__AIM__. An exact copy of the records is required, minus the pictures they hold.

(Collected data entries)

^^^^^^^^

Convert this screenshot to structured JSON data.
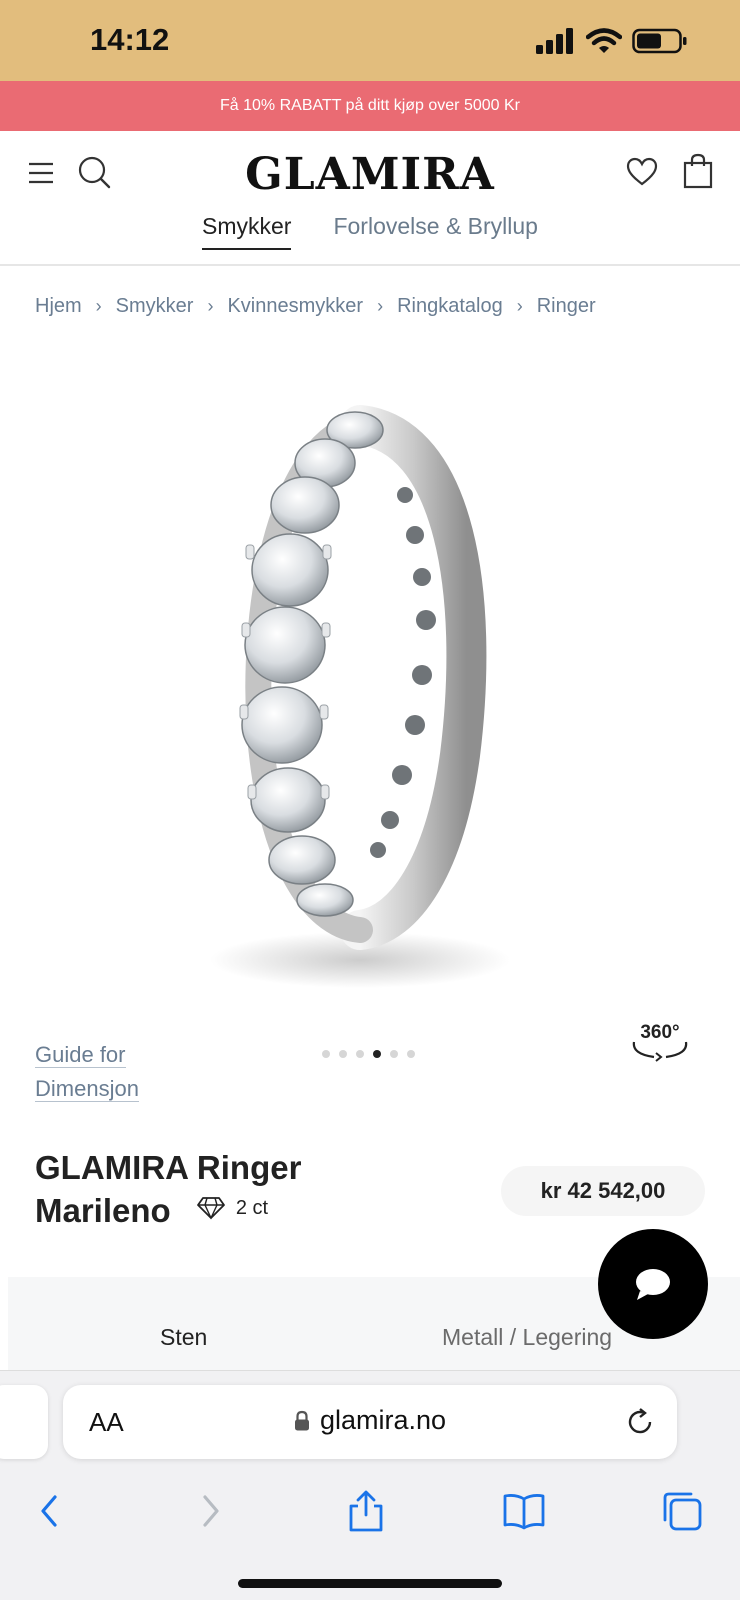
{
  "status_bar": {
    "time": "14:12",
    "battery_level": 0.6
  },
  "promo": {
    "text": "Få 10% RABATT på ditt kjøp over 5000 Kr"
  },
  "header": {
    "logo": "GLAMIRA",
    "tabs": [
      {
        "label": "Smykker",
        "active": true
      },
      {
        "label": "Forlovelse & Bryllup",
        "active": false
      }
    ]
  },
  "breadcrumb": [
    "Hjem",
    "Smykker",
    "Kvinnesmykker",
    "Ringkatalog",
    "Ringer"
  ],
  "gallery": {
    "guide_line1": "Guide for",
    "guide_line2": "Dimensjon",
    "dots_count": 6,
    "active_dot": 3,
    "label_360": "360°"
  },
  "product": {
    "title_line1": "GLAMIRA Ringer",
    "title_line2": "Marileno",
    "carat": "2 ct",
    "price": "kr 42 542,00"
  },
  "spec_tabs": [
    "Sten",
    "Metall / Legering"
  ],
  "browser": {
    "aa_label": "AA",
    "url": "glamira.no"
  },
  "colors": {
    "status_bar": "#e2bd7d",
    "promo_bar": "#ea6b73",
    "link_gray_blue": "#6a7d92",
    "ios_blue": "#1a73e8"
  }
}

^^^^^^^^

__REPLY__.
Convert this screenshot to structured JSON data.
{
  "status_bar": {
    "time": "14:12",
    "battery_level": 0.6
  },
  "promo": {
    "text": "Få 10% RABATT på ditt kjøp over 5000 Kr"
  },
  "header": {
    "logo": "GLAMIRA",
    "tabs": [
      {
        "label": "Smykker",
        "active": true
      },
      {
        "label": "Forlovelse & Bryllup",
        "active": false
      }
    ]
  },
  "breadcrumb": [
    "Hjem",
    "Smykker",
    "Kvinnesmykker",
    "Ringkatalog",
    "Ringer"
  ],
  "gallery": {
    "guide_line1": "Guide for",
    "guide_line2": "Dimensjon",
    "dots_count": 6,
    "active_dot": 3,
    "label_360": "360°"
  },
  "product": {
    "title_line1": "GLAMIRA Ringer",
    "title_line2": "Marileno",
    "carat": "2 ct",
    "price": "kr 42 542,00"
  },
  "spec_tabs": [
    "Sten",
    "Metall / Legering"
  ],
  "browser": {
    "aa_label": "AA",
    "url": "glamira.no"
  },
  "colors": {
    "status_bar": "#e2bd7d",
    "promo_bar": "#ea6b73",
    "link_gray_blue": "#6a7d92",
    "ios_blue": "#1a73e8"
  }
}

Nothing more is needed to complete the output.